### AUFGABE 1
Wie viel kostet laut dem Beitrag über den Verkauf in Dahlem ein farbenfroher Mundschutz?
### AUFGABE 2
Fassen Sie den Beitrag über den Verkauf in Dahlem in zwei Sätzen zusammen.

Intro
von Boris Buchholz
Veröffentlicht am 02.04.2020
Bis über den Parkplatz standen die noch keks- und mundschutzlosen Menschen: Als ich am letzten Freitag in der Takustraße 38 mein Rad anschloss, staunte ich nicht schlecht. Von 12 bis 16 Uhr wollte eßkultur, die Betreiberfirma des geschlossenen Restaurants in den Dahlemer Museen, Backwaren und selbstgenähte Mundschutze verkaufen. Um über die Runden zu kommen, um irgendwie Einnahmen zu generieren und die Vorräte an Eiern und Butter nicht verkommen zu lassen. Ich hatte im letzten Newsletter berichtet; doch dass so viele von Ihnen den Weg nach Dahlem gefunden haben, machte mich sprachlos. Es war kurz nach 13 Uhr, die Schlange war lang – und die 200 vorbereiteten Mundschutze bereits ausverkauft.
„Es ist überwältigend“, sagte eßkultur-Chefin Birgitt Claus sichtlich gerührt und begeistert an einem Tisch vor ihrem Restaurant stehend. „Ich nehme zwei“, sagte eine Kundin, die sich am Tisch in die Mundschutz-Order-Liste eintrug. Sie zog etwas die Schultern nach oben, „mein Mann wird leicht hysterisch“. Drei Euro kostet ein farbenfroher Mundschutz, es gibt auch einen grauen mit Rettungsanker darauf, die Kundin legt das Geld plus Porto in den Karten auf dem Tisch. Währenddessen winkt der Wachmann den nächsten Kunden in die Räume des Restaurants, hier warten vorbestellte Backwaren auf ihre Abholer. Es duftet lecker aus der Tür.

### BEREITGESTELLTE DATEN

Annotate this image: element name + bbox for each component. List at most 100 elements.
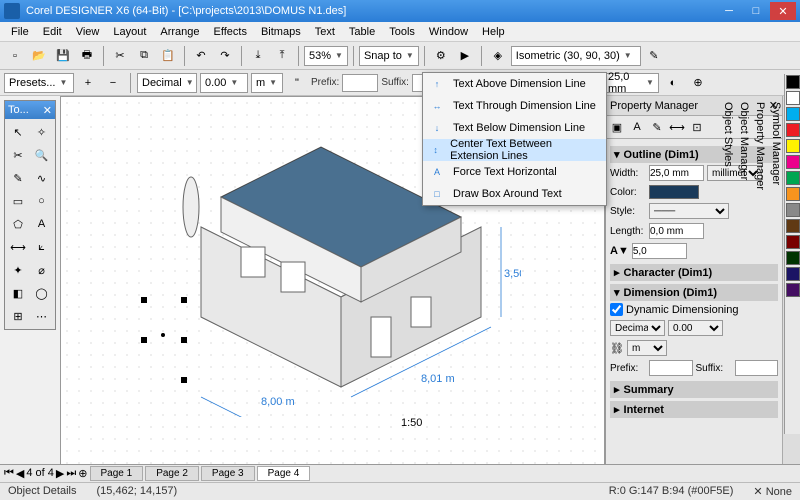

### LÖSUNG 1
Drei Euro.

### LÖSUNG 2
Die Firma eßkultur, die das geschlossene Restaurant in den Dahlemer Museen betreibt, verkaufte Backwaren und selbstgenähte Mundschutze, um Einnahmen zu erzielen und ihre Vorräte an Eiern und Butter nicht verkommen zu lassen. Der Andrang war so groß, dass kurz nach 13 Uhr eine lange Schlange stand und die 200 vorbereiteten Mundschutze bereits ausverkauft waren.